GOAL
In this exercise, reproduce all the entries that follow exactly.

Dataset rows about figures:
* * *
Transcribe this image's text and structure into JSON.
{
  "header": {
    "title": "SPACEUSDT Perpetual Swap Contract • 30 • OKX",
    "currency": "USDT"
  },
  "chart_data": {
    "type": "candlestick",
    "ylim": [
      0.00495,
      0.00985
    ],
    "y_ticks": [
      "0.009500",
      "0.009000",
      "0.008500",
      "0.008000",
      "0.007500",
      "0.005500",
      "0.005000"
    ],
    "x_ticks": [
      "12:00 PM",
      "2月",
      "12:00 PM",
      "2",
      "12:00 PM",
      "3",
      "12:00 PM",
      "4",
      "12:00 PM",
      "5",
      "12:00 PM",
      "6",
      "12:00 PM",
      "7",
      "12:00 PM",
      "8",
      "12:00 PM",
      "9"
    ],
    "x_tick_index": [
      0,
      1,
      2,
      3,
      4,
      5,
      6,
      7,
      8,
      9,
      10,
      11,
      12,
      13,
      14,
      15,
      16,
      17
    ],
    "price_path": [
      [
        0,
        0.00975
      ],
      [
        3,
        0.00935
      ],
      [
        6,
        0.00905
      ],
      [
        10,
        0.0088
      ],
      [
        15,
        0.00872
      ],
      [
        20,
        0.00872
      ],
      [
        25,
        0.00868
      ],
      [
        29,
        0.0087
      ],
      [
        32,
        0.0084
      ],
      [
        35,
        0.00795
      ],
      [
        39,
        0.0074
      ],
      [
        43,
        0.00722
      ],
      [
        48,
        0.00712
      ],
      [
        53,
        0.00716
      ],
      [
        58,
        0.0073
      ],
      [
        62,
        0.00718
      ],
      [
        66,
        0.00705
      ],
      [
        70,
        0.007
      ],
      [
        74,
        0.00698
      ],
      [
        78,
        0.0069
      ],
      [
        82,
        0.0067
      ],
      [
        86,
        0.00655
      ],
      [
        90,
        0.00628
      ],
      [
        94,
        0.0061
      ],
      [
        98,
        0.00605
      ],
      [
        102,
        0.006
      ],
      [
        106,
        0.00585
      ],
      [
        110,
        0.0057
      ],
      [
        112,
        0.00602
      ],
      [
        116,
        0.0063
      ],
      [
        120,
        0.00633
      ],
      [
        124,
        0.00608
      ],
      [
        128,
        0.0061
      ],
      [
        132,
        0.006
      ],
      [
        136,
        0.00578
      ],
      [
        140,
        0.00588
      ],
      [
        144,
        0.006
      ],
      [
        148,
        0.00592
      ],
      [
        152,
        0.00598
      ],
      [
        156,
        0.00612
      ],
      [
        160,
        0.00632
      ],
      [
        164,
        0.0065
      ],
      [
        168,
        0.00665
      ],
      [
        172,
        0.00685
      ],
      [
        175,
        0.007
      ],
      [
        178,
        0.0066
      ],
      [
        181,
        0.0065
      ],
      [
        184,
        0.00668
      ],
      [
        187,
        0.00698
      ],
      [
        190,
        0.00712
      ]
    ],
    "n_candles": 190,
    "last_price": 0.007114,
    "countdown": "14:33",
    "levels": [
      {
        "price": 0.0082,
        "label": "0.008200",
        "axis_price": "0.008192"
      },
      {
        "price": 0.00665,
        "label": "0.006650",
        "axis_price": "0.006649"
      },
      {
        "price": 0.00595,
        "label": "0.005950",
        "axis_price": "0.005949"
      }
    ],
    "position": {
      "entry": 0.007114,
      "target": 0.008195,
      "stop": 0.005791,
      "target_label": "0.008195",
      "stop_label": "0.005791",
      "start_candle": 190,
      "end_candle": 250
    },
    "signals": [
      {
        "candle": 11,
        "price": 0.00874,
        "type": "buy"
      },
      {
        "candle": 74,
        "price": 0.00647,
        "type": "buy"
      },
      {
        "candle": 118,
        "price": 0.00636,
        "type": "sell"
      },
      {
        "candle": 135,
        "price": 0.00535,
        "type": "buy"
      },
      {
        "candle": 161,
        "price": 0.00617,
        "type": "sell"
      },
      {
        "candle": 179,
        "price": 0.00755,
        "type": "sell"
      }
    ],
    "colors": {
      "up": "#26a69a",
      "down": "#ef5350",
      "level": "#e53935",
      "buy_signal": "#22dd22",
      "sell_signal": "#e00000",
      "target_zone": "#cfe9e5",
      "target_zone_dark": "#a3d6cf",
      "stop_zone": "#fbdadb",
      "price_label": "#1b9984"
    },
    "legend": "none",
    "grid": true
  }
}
* * *
OUTPUT FOR THIS EXERCISE
Transcribe this image's text and structure into JSON.
{
  "header": {
    "title": "SPACEUSDT Perpetual Swap Contract • 30 • OKX",
    "currency": "USDT"
  },
  "chart_data": {
    "type": "candlestick",
    "ylim": [
      0.00495,
      0.00985
    ],
    "y_ticks": [
      "0.009500",
      "0.009000",
      "0.008500",
      "0.008000",
      "0.007500",
      "0.005500",
      "0.005000"
    ],
    "x_ticks": [
      "12:00 PM",
      "2月",
      "12:00 PM",
      "2",
      "12:00 PM",
      "3",
      "12:00 PM",
      "4",
      "12:00 PM",
      "5",
      "12:00 PM",
      "6",
      "12:00 PM",
      "7",
      "12:00 PM",
      "8",
      "12:00 PM",
      "9"
    ],
    "x_tick_index": [
      0,
      1,
      2,
      3,
      4,
      5,
      6,
      7,
      8,
      9,
      10,
      11,
      12,
      13,
      14,
      15,
      16,
      17
    ],
    "price_path": [
      [
        0,
        0.00975
      ],
      [
        3,
        0.00935
      ],
      [
        6,
        0.00905
      ],
      [
        10,
        0.0088
      ],
      [
        15,
        0.00872
      ],
      [
        20,
        0.00872
      ],
      [
        25,
        0.00868
      ],
      [
        29,
        0.0087
      ],
      [
        32,
        0.0084
      ],
      [
        35,
        0.00795
      ],
      [
        39,
        0.0074
      ],
      [
        43,
        0.00722
      ],
      [
        48,
        0.00712
      ],
      [
        53,
        0.00716
      ],
      [
        58,
        0.0073
      ],
      [
        62,
        0.00718
      ],
      [
        66,
        0.00705
      ],
      [
        70,
        0.007
      ],
      [
        74,
        0.00698
      ],
      [
        78,
        0.0069
      ],
      [
        82,
        0.0067
      ],
      [
        86,
        0.00655
      ],
      [
        90,
        0.00628
      ],
      [
        94,
        0.0061
      ],
      [
        98,
        0.00605
      ],
      [
        102,
        0.006
      ],
      [
        106,
        0.00585
      ],
      [
        110,
        0.0057
      ],
      [
        112,
        0.00602
      ],
      [
        116,
        0.0063
      ],
      [
        120,
        0.00633
      ],
      [
        124,
        0.00608
      ],
      [
        128,
        0.0061
      ],
      [
        132,
        0.006
      ],
      [
        136,
        0.00578
      ],
      [
        140,
        0.00588
      ],
      [
        144,
        0.006
      ],
      [
        148,
        0.00592
      ],
      [
        152,
        0.00598
      ],
      [
        156,
        0.00612
      ],
      [
        160,
        0.00632
      ],
      [
        164,
        0.0065
      ],
      [
        168,
        0.00665
      ],
      [
        172,
        0.00685
      ],
      [
        175,
        0.007
      ],
      [
        178,
        0.0066
      ],
      [
        181,
        0.0065
      ],
      [
        184,
        0.00668
      ],
      [
        187,
        0.00698
      ],
      [
        190,
        0.00712
      ]
    ],
    "n_candles": 190,
    "last_price": 0.007114,
    "countdown": "14:33",
    "levels": [
      {
        "price": 0.0082,
        "label": "0.008200",
        "axis_price": "0.008192"
      },
      {
        "price": 0.00665,
        "label": "0.006650",
        "axis_price": "0.006649"
      },
      {
        "price": 0.00595,
        "label": "0.005950",
        "axis_price": "0.005949"
      }
    ],
    "position": {
      "entry": 0.007114,
      "target": 0.008195,
      "stop": 0.005791,
      "target_label": "0.008195",
      "stop_label": "0.005791",
      "start_candle": 190,
      "end_candle": 250
    },
    "signals": [
      {
        "candle": 11,
        "price": 0.00874,
        "type": "buy"
      },
      {
        "candle": 74,
        "price": 0.00647,
        "type": "buy"
      },
      {
        "candle": 118,
        "price": 0.00636,
        "type": "sell"
      },
      {
        "candle": 135,
        "price": 0.00535,
        "type": "buy"
      },
      {
        "candle": 161,
        "price": 0.00617,
        "type": "sell"
      },
      {
        "candle": 179,
        "price": 0.00755,
        "type": "sell"
      }
    ],
    "colors": {
      "up": "#26a69a",
      "down": "#ef5350",
      "level": "#e53935",
      "buy_signal": "#22dd22",
      "sell_signal": "#e00000",
      "target_zone": "#cfe9e5",
      "target_zone_dark": "#a3d6cf",
      "stop_zone": "#fbdadb",
      "price_label": "#1b9984"
    },
    "legend": "none",
    "grid": true
  }
}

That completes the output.